> GOAL:
Filter the data for lines with the word "ylabel", then copy every line so identified.

----- RECORDS SUPPLIED

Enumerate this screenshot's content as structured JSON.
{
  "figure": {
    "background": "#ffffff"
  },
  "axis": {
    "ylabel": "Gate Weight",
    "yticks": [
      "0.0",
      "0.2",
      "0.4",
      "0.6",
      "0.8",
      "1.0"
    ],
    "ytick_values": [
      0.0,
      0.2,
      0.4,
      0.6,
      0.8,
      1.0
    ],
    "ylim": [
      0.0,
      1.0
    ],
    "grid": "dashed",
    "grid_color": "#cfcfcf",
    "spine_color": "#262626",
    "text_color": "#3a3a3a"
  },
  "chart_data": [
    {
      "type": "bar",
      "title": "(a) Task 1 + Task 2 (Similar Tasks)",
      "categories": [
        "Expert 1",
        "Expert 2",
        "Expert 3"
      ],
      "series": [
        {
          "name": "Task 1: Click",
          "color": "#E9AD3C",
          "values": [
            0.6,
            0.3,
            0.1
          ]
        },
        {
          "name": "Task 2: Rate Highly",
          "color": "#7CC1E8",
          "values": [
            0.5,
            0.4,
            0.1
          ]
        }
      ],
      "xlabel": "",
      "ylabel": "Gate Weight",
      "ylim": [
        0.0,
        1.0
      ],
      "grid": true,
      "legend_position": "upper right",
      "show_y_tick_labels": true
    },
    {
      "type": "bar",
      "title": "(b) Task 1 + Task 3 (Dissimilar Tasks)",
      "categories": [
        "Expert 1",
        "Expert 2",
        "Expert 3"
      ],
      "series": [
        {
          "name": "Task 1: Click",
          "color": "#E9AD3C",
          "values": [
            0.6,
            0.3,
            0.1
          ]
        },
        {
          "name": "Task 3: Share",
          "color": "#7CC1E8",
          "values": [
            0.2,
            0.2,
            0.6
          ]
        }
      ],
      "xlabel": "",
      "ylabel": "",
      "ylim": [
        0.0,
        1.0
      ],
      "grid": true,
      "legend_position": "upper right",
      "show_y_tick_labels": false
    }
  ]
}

----------
----- RECORDS SUPPLIED

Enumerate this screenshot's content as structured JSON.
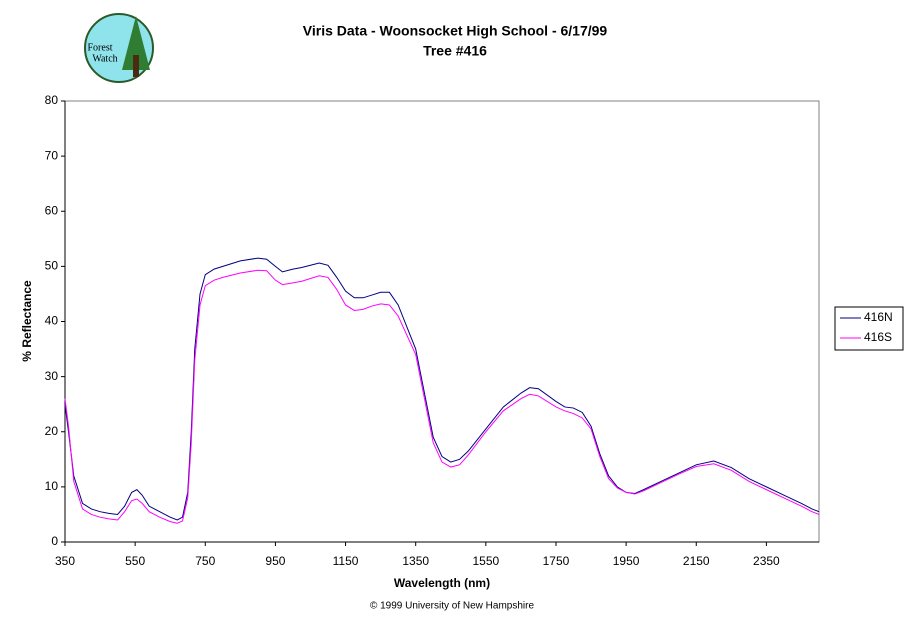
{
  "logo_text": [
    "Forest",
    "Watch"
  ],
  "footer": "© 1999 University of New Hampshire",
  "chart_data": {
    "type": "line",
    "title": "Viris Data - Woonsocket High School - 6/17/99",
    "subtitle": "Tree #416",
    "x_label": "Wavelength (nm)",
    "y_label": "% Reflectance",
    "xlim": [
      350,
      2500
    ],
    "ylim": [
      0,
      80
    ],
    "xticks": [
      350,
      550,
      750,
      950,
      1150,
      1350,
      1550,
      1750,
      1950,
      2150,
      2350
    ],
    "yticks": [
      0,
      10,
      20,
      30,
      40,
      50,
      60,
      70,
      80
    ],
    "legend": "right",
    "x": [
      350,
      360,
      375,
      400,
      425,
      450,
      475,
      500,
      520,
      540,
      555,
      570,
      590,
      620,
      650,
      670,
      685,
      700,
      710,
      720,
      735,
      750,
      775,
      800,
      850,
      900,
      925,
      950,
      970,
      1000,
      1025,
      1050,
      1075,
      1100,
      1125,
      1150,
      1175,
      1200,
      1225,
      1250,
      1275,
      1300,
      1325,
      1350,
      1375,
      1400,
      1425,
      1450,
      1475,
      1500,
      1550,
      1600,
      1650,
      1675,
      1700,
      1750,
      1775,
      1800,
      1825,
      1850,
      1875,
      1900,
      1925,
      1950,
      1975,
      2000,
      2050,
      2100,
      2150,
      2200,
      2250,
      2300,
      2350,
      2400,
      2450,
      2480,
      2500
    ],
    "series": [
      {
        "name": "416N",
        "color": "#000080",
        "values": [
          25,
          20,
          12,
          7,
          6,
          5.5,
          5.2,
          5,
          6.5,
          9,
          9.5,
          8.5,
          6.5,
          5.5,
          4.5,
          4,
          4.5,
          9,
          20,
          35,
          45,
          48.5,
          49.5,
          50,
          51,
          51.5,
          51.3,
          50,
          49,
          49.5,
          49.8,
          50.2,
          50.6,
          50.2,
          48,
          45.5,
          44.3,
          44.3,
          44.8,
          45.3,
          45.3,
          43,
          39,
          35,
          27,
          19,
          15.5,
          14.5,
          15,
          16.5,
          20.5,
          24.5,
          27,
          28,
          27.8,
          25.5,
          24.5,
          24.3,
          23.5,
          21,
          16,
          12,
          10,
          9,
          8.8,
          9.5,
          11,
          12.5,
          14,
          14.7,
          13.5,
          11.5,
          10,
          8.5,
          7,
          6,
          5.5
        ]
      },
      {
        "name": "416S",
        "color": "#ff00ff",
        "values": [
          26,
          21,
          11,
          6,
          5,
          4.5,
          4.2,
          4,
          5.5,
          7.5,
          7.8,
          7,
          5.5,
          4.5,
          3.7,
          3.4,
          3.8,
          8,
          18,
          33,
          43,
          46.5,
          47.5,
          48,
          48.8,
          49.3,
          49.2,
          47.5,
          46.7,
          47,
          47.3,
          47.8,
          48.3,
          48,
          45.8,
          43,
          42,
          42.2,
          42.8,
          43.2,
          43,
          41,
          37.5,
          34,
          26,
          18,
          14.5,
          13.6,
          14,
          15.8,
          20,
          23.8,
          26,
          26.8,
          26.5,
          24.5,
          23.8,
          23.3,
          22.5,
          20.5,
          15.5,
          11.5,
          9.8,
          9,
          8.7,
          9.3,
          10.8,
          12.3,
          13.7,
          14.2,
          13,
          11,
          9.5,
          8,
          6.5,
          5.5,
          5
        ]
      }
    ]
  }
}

----------
----- RECORDS SUPPLIED

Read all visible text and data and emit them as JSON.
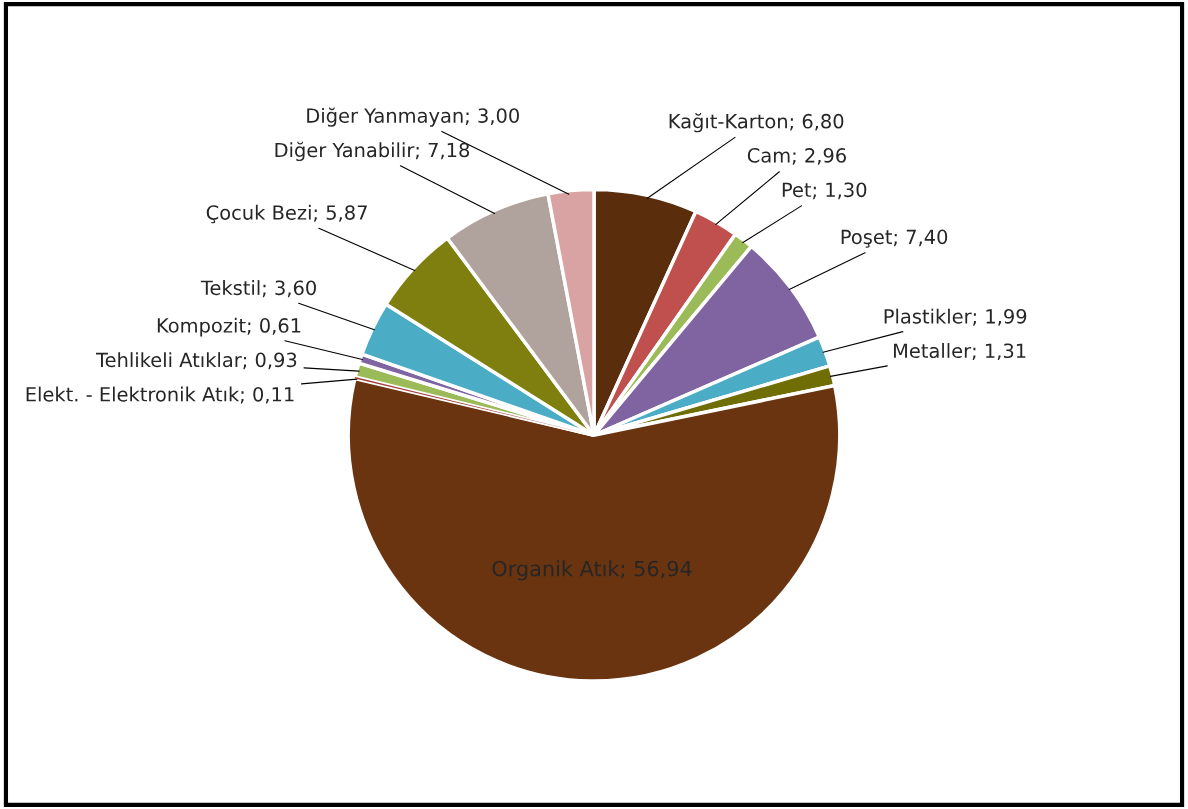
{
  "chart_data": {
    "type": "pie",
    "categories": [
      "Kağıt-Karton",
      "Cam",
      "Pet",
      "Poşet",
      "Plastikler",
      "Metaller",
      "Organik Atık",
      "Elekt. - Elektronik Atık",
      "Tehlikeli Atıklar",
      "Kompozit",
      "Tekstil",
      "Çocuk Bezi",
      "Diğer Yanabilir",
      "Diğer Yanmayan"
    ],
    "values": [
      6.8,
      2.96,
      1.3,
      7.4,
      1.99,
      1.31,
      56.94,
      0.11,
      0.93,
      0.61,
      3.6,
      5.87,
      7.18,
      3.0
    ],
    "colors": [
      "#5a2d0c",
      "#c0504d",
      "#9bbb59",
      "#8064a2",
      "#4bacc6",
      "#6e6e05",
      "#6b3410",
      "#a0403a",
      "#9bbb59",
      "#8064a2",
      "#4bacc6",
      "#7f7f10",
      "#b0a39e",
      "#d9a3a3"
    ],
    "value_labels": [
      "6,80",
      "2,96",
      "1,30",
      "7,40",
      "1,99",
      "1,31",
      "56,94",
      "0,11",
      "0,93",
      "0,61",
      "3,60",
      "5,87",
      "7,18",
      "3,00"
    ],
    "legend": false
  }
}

----------

> FINISHED EXERCISE:
    "ylabel": "Gate Weight",
      "ylabel": "Gate Weight",
      "ylabel": "",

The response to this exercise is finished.